§ Objective
Copy the lines below word for word.

++++++++

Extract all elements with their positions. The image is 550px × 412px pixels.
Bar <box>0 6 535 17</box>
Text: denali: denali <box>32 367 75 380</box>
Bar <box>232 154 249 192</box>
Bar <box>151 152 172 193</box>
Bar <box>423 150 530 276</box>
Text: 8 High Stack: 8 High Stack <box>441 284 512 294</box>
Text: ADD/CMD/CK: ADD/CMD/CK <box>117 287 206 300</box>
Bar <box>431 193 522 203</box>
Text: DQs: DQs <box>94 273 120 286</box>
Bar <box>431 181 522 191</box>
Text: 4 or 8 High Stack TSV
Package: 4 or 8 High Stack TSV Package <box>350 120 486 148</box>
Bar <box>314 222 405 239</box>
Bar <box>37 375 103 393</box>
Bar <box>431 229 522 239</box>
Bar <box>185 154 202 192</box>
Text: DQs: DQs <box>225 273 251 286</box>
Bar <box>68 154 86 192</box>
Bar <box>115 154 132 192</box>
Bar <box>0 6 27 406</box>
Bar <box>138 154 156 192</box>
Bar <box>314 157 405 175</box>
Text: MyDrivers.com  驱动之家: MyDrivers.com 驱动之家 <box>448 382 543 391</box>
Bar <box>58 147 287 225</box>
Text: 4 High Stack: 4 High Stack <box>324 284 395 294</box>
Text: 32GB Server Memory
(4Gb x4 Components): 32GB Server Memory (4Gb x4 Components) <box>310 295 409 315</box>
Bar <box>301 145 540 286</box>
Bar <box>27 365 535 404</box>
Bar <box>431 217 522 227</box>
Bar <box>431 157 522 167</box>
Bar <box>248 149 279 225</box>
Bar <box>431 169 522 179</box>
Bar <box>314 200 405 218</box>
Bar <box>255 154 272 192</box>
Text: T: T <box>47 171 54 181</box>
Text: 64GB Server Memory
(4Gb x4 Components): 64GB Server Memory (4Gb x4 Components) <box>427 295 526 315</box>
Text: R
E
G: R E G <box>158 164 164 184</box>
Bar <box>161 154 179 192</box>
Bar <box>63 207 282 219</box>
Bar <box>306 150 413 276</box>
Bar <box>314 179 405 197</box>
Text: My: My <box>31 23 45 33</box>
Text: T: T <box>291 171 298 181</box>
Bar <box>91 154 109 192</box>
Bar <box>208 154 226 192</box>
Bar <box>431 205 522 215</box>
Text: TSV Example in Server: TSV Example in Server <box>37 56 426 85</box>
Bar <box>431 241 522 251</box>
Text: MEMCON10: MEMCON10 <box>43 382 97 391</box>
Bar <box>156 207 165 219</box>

++++++++

§ Task solution
Extract all elements with their positions. The image is 550px × 412px pixels.
Bar <box>0 6 535 17</box>
Text: denali: denali <box>32 367 75 380</box>
Bar <box>232 154 249 192</box>
Bar <box>151 152 172 193</box>
Bar <box>423 150 530 276</box>
Text: 8 High Stack: 8 High Stack <box>441 284 512 294</box>
Text: ADD/CMD/CK: ADD/CMD/CK <box>117 287 206 300</box>
Bar <box>431 193 522 203</box>
Text: DQs: DQs <box>94 273 120 286</box>
Bar <box>431 181 522 191</box>
Text: 4 or 8 High Stack TSV
Package: 4 or 8 High Stack TSV Package <box>350 120 486 148</box>
Bar <box>314 222 405 239</box>
Bar <box>37 375 103 393</box>
Bar <box>431 229 522 239</box>
Bar <box>185 154 202 192</box>
Text: DQs: DQs <box>225 273 251 286</box>
Bar <box>68 154 86 192</box>
Bar <box>115 154 132 192</box>
Bar <box>0 6 27 406</box>
Bar <box>138 154 156 192</box>
Bar <box>314 157 405 175</box>
Text: MyDrivers.com  驱动之家: MyDrivers.com 驱动之家 <box>448 382 543 391</box>
Bar <box>58 147 287 225</box>
Text: 4 High Stack: 4 High Stack <box>324 284 395 294</box>
Text: 32GB Server Memory
(4Gb x4 Components): 32GB Server Memory (4Gb x4 Components) <box>310 295 409 315</box>
Bar <box>301 145 540 286</box>
Bar <box>27 365 535 404</box>
Bar <box>431 217 522 227</box>
Bar <box>431 157 522 167</box>
Bar <box>248 149 279 225</box>
Bar <box>431 169 522 179</box>
Bar <box>314 200 405 218</box>
Bar <box>255 154 272 192</box>
Text: T: T <box>47 171 54 181</box>
Text: 64GB Server Memory
(4Gb x4 Components): 64GB Server Memory (4Gb x4 Components) <box>427 295 526 315</box>
Text: R
E
G: R E G <box>158 164 164 184</box>
Bar <box>161 154 179 192</box>
Bar <box>63 207 282 219</box>
Bar <box>306 150 413 276</box>
Bar <box>314 179 405 197</box>
Text: My: My <box>31 23 45 33</box>
Text: T: T <box>291 171 298 181</box>
Bar <box>91 154 109 192</box>
Bar <box>208 154 226 192</box>
Bar <box>431 205 522 215</box>
Text: TSV Example in Server: TSV Example in Server <box>37 56 426 85</box>
Bar <box>431 241 522 251</box>
Text: MEMCON10: MEMCON10 <box>43 382 97 391</box>
Bar <box>156 207 165 219</box>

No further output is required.